▶ [What the exercise asks] Find the lines holding "México" and copy them.

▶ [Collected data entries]
## Start
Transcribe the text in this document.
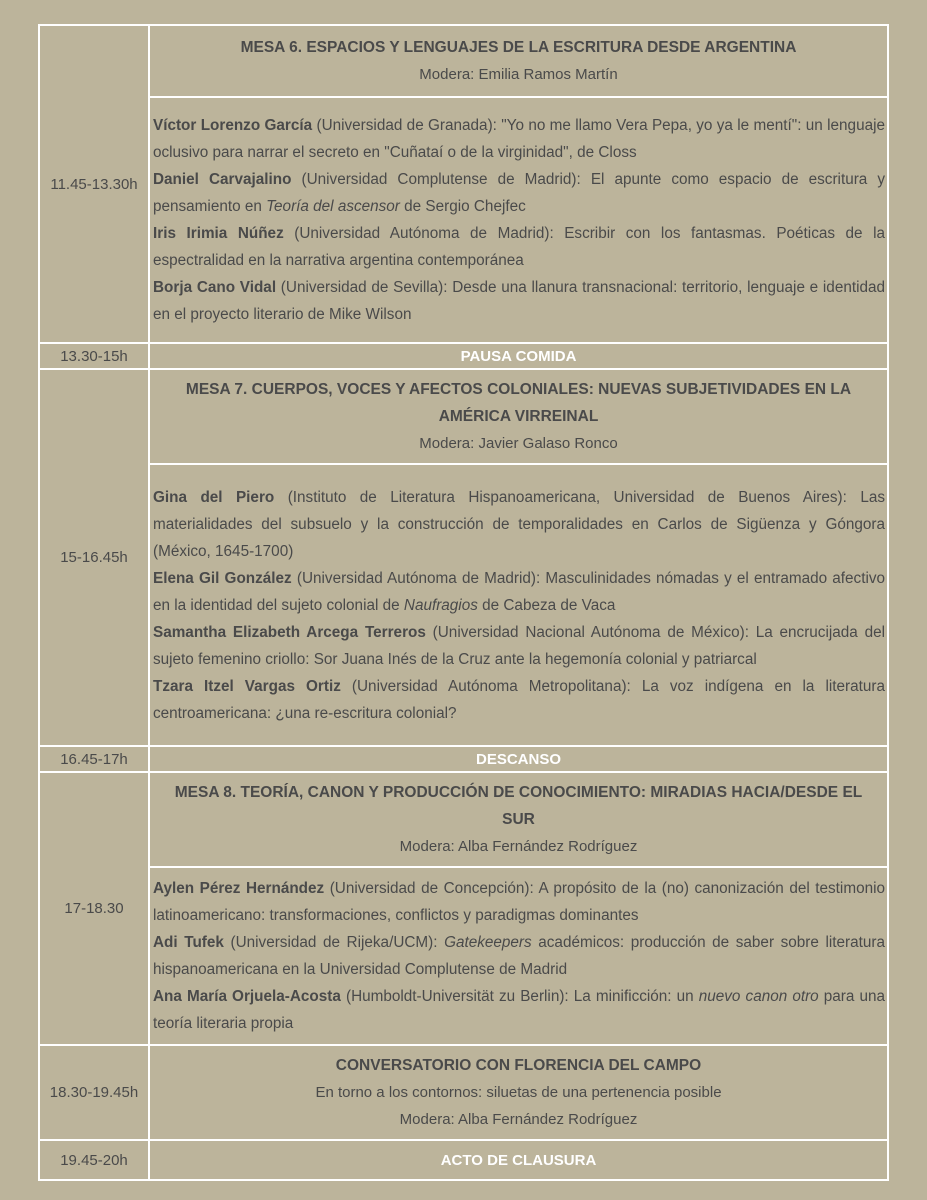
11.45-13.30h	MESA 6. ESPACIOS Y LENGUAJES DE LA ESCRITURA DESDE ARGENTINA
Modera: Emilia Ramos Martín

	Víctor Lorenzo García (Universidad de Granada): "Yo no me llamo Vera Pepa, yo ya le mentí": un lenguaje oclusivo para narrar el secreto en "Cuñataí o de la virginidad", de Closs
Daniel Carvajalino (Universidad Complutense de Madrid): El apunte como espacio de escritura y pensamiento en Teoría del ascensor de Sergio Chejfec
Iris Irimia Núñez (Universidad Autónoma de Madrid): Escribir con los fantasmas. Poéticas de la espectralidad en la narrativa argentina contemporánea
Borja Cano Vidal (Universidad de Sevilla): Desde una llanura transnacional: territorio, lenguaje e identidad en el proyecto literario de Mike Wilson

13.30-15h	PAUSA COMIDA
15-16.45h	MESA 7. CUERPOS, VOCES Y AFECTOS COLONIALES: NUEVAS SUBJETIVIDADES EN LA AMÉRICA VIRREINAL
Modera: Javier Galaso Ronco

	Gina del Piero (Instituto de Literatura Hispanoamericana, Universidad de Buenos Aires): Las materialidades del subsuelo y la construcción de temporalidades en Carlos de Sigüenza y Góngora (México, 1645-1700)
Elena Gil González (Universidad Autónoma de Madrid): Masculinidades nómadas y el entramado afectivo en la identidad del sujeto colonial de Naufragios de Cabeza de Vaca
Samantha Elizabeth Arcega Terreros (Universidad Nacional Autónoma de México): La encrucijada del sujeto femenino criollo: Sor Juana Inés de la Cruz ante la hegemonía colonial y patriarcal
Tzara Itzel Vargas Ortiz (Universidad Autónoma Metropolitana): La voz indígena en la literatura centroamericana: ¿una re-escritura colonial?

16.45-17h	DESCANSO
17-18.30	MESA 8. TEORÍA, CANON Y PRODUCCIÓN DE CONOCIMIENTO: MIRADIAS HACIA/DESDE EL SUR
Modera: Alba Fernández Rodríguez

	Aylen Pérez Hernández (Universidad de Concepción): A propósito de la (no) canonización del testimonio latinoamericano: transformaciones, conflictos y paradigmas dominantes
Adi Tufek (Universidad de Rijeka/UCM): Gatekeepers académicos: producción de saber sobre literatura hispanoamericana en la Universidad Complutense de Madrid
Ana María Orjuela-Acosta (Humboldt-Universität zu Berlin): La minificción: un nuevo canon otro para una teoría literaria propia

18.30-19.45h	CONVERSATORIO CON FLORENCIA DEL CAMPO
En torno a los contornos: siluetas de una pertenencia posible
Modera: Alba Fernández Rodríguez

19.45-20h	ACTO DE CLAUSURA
## End
▶ [Answer to the task]
	Gina del Piero (Instituto de Literatura Hispanoamericana, Universidad de Buenos Aires): Las materialidades del subsuelo y la construcción de temporalidades en Carlos de Sigüenza y Góngora (México, 1645-1700)
Samantha Elizabeth Arcega Terreros (Universidad Nacional Autónoma de México): La encrucijada del sujeto femenino criollo: Sor Juana Inés de la Cruz ante la hegemonía colonial y patriarcal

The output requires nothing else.